- [What this task involves] Repeat every line of the data exactly, but not the pictures.
-------
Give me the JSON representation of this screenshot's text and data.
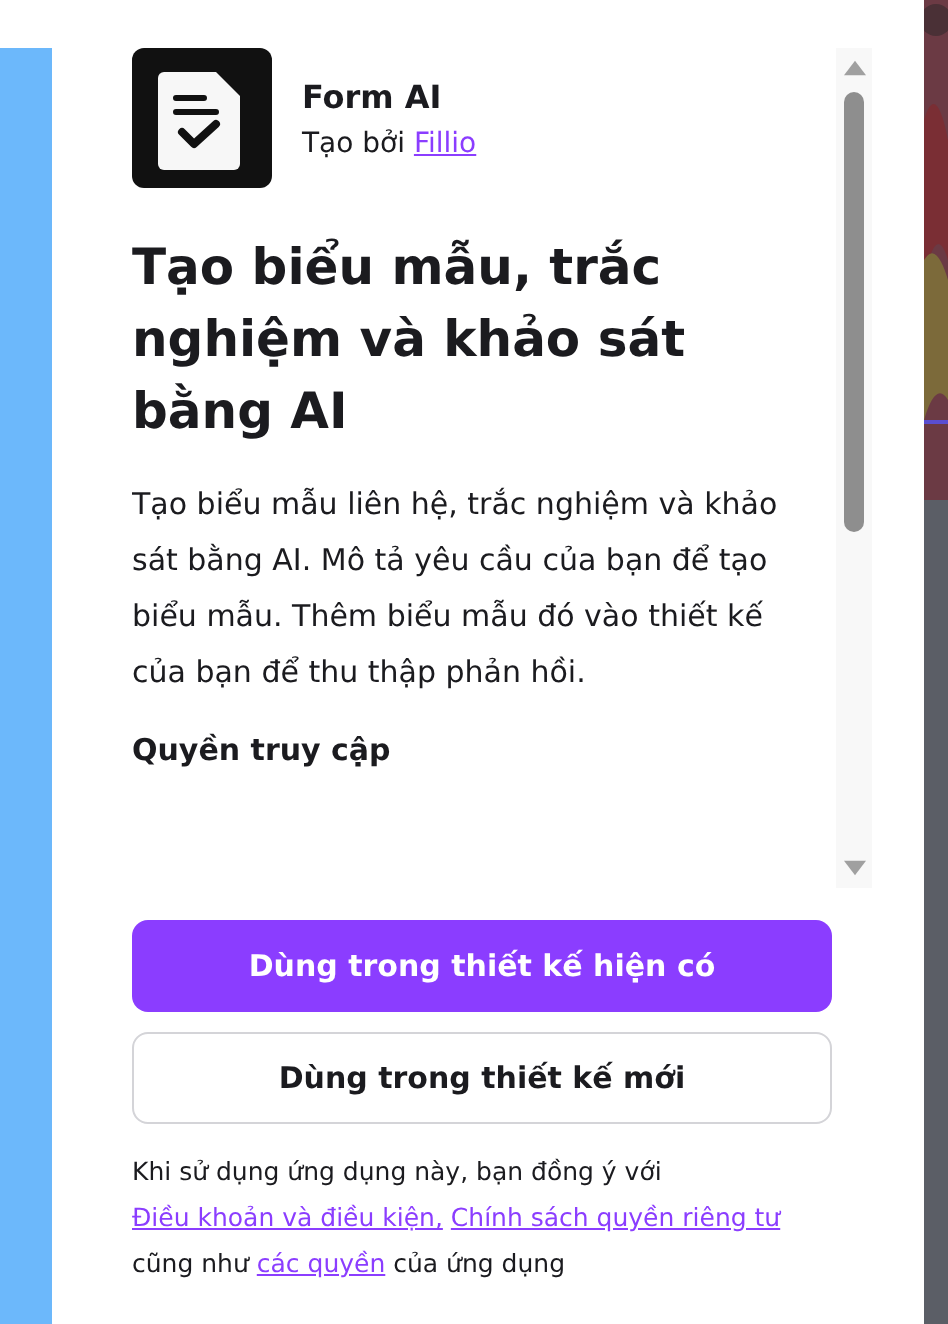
{
  "app": {
    "name": "Form AI",
    "byline": "Tạo bởi",
    "author": "Fillio"
  },
  "heading": "Tạo biểu mẫu, trắc nghiệm và khảo sát bằng AI",
  "description": "Tạo biểu mẫu liên hệ, trắc nghiệm và khảo sát bằng AI. Mô tả yêu cầu của bạn để tạo biểu mẫu. Thêm biểu mẫu đó vào thiết kế của bạn để thu thập phản hồi.",
  "section_title": "Quyền truy cập",
  "buttons": [
    {
      "label": "Dùng trong thiết kế hiện có",
      "kind": "primary"
    },
    {
      "label": "Dùng trong thiết kế mới",
      "kind": "secondary"
    }
  ],
  "disclaimer": [
    {
      "text": "Khi sử dụng ứng dụng này, bạn đồng ý với",
      "kind": "text"
    },
    {
      "text": "Điều khoản và điều kiện,",
      "kind": "link"
    },
    {
      "text": "Chính sách quyền riêng tư",
      "kind": "link"
    },
    {
      "text": "cũng như",
      "kind": "text"
    },
    {
      "text": "các quyền",
      "kind": "link"
    },
    {
      "text": "của ứng dụng",
      "kind": "text"
    }
  ]
}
-------
- [Exercise solution]
Give me the JSON representation of this screenshot's text and data.
{
  "app": {
    "name": "Form AI",
    "byline": "Tạo bởi",
    "author": "Fillio"
  },
  "heading": "Tạo biểu mẫu, trắc nghiệm và khảo sát bằng AI",
  "description": "Tạo biểu mẫu liên hệ, trắc nghiệm và khảo sát bằng AI. Mô tả yêu cầu của bạn để tạo biểu mẫu. Thêm biểu mẫu đó vào thiết kế của bạn để thu thập phản hồi.",
  "section_title": "Quyền truy cập",
  "buttons": [
    {
      "label": "Dùng trong thiết kế hiện có",
      "kind": "primary"
    },
    {
      "label": "Dùng trong thiết kế mới",
      "kind": "secondary"
    }
  ],
  "disclaimer": [
    {
      "text": "Khi sử dụng ứng dụng này, bạn đồng ý với",
      "kind": "text"
    },
    {
      "text": "Điều khoản và điều kiện,",
      "kind": "link"
    },
    {
      "text": "Chính sách quyền riêng tư",
      "kind": "link"
    },
    {
      "text": "cũng như",
      "kind": "text"
    },
    {
      "text": "các quyền",
      "kind": "link"
    },
    {
      "text": "của ứng dụng",
      "kind": "text"
    }
  ]
}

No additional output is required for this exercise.